┌─ SUPPLIED TEXT

Once you alienate the diehard/core fanbase, you're going to have little ability to attract the casual fan.
This is going to be a unreasonably lengthy semi-tangent post in 3 week old thread.
First, auto racing and golf in America have this problem of looking around the sport's landscape and seeing how well playoffs and tournament play does for ratings. NCAA March Madness is huge and was probably the thing itself that led to playoff expansion even among the 4 major sports leagues. Baseball 'postseason' was AL champ vs NL champ in the World Series. NFL Playoffs didn't exist, the Super Bowl was the AFL/AFC vs NFL/NFC champion. I don't know what basketball and hockey used to do, but I would bet that it didn't involve taking out only half of the teams that just played 82 games against each other and making the rest start over now that those results are meaningless.

└─

## REQUIRED TASK
Rewrite the part of the post about sports playoffs that opens with the words containing "This is going" and closes with "results are meaningless.", renaming "golf" to "tennis". The data that comes next has no connection to the post about sports playoffs.

┌─ ENTRIES

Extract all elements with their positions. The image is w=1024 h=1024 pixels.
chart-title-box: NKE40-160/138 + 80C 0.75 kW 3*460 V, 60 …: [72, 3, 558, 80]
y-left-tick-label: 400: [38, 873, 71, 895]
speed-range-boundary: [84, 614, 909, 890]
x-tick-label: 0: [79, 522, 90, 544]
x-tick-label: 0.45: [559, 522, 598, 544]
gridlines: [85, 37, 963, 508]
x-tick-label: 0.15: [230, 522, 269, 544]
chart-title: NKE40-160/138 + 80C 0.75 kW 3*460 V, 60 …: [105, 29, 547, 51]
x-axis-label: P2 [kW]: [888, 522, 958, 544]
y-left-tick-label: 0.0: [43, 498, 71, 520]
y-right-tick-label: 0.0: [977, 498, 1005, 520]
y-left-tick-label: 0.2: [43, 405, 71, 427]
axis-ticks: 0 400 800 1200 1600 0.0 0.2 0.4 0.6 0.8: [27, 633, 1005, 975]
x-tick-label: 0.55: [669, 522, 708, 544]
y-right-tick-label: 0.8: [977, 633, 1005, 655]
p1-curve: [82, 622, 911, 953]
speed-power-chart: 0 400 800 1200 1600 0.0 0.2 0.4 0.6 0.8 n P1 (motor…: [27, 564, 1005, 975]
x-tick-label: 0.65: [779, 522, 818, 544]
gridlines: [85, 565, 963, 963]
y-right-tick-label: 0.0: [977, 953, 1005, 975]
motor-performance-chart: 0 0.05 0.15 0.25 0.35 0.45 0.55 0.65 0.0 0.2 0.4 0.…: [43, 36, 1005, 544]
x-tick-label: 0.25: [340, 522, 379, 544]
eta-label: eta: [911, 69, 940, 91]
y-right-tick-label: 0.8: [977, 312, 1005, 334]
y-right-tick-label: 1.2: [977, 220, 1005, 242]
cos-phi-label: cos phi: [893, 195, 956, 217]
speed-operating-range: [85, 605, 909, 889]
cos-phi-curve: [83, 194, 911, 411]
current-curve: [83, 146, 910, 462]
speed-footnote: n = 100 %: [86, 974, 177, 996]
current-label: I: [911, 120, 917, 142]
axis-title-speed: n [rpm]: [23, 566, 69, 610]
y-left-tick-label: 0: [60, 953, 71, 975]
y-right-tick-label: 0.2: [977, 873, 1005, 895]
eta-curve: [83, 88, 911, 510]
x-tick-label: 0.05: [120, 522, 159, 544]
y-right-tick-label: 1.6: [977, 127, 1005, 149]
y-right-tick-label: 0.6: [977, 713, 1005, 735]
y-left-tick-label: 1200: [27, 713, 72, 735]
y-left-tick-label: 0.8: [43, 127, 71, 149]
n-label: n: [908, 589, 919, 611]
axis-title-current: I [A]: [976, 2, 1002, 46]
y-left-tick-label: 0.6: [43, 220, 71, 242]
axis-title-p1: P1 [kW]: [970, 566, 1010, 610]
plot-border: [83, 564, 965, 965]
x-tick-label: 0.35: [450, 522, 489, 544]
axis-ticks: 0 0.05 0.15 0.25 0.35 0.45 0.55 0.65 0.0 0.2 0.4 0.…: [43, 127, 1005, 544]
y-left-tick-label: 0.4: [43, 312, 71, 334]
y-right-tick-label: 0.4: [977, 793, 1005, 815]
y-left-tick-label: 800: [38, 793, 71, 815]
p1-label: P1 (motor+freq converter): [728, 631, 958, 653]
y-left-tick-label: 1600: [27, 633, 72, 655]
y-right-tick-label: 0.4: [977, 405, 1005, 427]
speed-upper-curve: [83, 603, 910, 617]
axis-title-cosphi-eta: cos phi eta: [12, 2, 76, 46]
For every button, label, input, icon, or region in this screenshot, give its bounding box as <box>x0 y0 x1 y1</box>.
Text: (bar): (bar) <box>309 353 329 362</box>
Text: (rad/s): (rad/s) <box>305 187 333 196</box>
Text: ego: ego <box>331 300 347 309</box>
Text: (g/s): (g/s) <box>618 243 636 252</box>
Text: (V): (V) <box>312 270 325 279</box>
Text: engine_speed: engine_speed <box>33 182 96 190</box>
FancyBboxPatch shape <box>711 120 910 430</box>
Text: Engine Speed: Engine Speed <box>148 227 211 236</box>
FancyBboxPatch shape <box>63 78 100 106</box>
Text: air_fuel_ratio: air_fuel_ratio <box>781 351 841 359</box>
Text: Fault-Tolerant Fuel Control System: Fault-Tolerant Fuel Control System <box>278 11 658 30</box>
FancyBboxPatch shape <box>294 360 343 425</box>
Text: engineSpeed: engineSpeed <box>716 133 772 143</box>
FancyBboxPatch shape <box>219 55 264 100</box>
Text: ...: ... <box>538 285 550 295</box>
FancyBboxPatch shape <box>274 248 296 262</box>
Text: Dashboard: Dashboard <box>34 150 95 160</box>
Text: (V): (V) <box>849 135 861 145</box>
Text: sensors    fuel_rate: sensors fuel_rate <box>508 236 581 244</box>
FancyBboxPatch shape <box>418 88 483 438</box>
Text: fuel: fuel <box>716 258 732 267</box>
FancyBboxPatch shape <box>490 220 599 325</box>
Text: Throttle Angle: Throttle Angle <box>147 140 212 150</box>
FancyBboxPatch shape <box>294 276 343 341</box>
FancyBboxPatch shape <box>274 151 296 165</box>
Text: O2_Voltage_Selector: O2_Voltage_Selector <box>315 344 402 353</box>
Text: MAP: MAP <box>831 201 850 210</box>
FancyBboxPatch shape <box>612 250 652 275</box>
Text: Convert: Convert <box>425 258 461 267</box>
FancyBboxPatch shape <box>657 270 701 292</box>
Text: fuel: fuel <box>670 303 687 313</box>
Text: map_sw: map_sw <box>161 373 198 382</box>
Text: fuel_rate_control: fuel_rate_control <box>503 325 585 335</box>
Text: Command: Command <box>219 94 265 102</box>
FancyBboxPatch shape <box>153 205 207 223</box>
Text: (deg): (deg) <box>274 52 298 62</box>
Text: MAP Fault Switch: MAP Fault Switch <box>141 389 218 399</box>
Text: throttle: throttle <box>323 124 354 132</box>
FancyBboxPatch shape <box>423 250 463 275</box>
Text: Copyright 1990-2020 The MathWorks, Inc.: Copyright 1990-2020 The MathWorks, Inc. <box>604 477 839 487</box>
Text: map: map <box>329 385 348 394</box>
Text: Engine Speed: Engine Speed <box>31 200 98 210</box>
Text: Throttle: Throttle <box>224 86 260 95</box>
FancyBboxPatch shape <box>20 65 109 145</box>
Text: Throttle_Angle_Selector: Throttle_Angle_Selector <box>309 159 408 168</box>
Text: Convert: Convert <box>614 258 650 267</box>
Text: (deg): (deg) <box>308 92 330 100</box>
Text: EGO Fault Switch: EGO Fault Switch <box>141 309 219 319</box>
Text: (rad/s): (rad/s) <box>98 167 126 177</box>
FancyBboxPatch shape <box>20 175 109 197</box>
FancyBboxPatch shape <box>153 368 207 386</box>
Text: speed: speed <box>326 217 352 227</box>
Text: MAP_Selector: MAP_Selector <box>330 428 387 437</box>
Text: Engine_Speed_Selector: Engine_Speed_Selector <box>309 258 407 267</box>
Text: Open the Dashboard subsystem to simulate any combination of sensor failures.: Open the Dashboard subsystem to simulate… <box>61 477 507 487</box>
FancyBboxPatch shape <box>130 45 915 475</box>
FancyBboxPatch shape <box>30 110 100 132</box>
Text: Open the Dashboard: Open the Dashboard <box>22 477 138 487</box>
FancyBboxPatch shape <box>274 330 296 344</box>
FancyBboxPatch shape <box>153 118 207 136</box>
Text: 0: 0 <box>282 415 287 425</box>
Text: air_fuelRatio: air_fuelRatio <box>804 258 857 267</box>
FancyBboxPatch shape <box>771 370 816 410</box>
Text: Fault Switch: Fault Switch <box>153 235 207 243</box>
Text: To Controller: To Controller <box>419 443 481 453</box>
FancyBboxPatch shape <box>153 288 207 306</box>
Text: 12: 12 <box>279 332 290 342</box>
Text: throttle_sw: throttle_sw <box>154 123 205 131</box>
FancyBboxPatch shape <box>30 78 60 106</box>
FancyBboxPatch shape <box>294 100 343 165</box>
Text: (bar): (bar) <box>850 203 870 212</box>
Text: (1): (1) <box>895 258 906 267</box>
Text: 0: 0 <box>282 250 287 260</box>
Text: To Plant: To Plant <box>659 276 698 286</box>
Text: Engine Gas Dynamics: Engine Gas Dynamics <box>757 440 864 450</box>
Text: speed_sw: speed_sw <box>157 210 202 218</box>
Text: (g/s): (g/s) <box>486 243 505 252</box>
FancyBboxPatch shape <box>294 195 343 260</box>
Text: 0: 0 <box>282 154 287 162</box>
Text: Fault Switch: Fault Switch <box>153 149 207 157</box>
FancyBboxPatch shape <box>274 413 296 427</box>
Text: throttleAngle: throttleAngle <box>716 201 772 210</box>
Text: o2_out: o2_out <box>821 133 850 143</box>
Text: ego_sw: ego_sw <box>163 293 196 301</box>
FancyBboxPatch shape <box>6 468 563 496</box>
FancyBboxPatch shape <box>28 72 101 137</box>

└─

## WRITTEN RESPONSE
This is going to be a unreasonably lengthy semi-tangent post in 3 week old thread.
First, auto racing and tennis in America have this problem of looking around the sport's landscape and seeing how well playoffs and tournament play does for ratings. NCAA March Madness is huge and was probably the thing itself that led to playoff expansion even among the 4 major sports leagues. Baseball 'postseason' was AL champ vs NL champ in the World Series. NFL Playoffs didn't exist, the Super Bowl was the AFL/AFC vs NFL/NFC champion. I don't know what basketball and hockey used to do, but I would bet that it didn't involve taking out only half of the teams that just played 82 games against each other and making the rest start over now that those results are meaningless.